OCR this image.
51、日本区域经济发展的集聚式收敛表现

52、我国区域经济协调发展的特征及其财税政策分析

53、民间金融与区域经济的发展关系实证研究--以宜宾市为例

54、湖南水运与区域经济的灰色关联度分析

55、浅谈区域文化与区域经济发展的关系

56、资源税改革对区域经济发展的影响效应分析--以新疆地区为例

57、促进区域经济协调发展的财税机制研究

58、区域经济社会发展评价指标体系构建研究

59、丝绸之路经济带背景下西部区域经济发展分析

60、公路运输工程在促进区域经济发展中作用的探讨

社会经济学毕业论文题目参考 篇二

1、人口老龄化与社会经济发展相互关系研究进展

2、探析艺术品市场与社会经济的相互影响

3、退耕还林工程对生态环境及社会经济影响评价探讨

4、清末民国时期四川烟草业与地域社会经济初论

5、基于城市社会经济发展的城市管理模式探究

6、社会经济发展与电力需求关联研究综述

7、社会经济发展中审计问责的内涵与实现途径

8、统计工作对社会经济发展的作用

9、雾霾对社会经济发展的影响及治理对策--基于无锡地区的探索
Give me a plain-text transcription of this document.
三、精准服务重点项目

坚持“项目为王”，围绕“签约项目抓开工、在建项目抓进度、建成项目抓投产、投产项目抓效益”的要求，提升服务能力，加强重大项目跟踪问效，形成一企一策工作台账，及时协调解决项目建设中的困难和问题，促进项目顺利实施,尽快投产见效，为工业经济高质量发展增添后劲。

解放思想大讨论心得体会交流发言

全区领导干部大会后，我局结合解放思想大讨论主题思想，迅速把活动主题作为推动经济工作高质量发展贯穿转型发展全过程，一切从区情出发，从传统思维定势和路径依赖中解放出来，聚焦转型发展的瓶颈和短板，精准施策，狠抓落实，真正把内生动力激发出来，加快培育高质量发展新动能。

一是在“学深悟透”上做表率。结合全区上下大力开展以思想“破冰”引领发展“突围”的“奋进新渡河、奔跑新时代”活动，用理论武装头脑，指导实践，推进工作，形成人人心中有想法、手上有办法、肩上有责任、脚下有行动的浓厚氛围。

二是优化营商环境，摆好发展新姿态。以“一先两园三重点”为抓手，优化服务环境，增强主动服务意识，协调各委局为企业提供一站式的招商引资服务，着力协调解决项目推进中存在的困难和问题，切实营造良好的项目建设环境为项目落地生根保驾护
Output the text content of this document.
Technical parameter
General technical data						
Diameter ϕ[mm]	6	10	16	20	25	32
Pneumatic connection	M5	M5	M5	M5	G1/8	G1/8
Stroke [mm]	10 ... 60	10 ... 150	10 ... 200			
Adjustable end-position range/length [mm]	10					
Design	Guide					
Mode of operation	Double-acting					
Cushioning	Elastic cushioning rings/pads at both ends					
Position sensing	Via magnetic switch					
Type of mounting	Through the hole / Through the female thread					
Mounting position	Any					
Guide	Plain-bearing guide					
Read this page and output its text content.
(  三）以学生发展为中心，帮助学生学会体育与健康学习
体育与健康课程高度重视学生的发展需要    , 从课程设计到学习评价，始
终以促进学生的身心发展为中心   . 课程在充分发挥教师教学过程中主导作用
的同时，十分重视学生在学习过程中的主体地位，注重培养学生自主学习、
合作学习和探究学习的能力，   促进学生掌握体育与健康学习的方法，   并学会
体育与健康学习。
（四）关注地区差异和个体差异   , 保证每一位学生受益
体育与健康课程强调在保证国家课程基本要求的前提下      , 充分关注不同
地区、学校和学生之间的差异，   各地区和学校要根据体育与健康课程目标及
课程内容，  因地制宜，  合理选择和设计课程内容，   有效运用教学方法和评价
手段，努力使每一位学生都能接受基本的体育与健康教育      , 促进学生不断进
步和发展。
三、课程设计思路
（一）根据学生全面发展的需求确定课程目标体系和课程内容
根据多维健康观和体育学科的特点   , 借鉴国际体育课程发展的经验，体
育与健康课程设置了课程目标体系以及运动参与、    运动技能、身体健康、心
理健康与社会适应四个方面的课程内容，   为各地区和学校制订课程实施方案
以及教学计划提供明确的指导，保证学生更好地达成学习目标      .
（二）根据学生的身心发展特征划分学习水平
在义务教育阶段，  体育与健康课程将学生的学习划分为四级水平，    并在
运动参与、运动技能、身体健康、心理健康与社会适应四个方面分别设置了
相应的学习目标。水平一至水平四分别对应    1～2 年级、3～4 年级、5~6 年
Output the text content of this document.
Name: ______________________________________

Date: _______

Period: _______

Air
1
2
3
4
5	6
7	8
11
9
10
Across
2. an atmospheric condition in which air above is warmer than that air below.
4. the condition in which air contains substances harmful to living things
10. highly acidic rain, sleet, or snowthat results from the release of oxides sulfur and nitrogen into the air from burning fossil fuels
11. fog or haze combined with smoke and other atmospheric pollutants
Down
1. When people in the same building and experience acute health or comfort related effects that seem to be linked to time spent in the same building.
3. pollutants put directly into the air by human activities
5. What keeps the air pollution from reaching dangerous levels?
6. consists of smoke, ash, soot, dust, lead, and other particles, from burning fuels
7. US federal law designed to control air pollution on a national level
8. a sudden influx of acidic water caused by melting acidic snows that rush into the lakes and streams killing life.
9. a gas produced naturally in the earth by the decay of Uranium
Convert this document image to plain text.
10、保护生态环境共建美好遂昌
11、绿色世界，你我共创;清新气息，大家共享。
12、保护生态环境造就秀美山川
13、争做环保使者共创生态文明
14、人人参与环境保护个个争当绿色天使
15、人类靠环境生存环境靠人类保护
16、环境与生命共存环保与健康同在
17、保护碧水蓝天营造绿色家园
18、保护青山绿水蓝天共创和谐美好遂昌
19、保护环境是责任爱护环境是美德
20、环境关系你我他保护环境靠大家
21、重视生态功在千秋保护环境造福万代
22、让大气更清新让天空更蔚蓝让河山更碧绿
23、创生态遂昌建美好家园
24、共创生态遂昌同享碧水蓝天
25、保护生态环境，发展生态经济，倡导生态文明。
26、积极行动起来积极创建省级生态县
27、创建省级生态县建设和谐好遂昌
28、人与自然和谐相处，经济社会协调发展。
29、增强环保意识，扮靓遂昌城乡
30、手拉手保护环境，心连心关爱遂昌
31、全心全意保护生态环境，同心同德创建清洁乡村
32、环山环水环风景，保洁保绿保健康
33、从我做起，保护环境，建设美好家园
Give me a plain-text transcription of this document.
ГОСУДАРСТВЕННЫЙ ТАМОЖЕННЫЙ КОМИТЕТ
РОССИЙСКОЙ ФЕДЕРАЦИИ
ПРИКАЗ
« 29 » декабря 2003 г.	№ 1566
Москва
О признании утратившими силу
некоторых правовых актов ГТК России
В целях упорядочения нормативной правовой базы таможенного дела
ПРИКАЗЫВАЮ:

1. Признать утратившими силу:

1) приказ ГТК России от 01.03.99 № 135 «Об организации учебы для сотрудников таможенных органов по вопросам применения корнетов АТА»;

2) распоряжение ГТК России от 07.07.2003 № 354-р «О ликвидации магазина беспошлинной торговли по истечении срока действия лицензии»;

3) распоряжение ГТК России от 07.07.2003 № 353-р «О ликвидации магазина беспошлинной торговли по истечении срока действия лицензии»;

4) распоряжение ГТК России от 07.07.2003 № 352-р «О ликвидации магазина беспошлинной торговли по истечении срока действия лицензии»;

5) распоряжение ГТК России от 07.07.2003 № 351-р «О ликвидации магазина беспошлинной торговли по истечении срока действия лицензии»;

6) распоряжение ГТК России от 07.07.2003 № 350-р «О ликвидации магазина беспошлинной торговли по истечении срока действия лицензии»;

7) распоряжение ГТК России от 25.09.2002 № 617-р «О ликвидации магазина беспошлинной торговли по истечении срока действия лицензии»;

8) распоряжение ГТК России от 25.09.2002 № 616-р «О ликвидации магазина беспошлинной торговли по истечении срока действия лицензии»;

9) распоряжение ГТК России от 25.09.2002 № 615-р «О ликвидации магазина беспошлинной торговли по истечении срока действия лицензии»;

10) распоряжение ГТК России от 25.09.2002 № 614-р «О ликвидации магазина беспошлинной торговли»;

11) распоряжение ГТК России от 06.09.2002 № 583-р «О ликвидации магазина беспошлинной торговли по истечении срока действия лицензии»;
──────────────────────────────
Exercise prompt
Choose all lines containing the string "smoke" and copy them out.

Written answer
11. fog or haze combined with smoke and other atmospheric pollutants
6. consists of smoke, ash, soot, dust, lead, and other particles, from burning fuels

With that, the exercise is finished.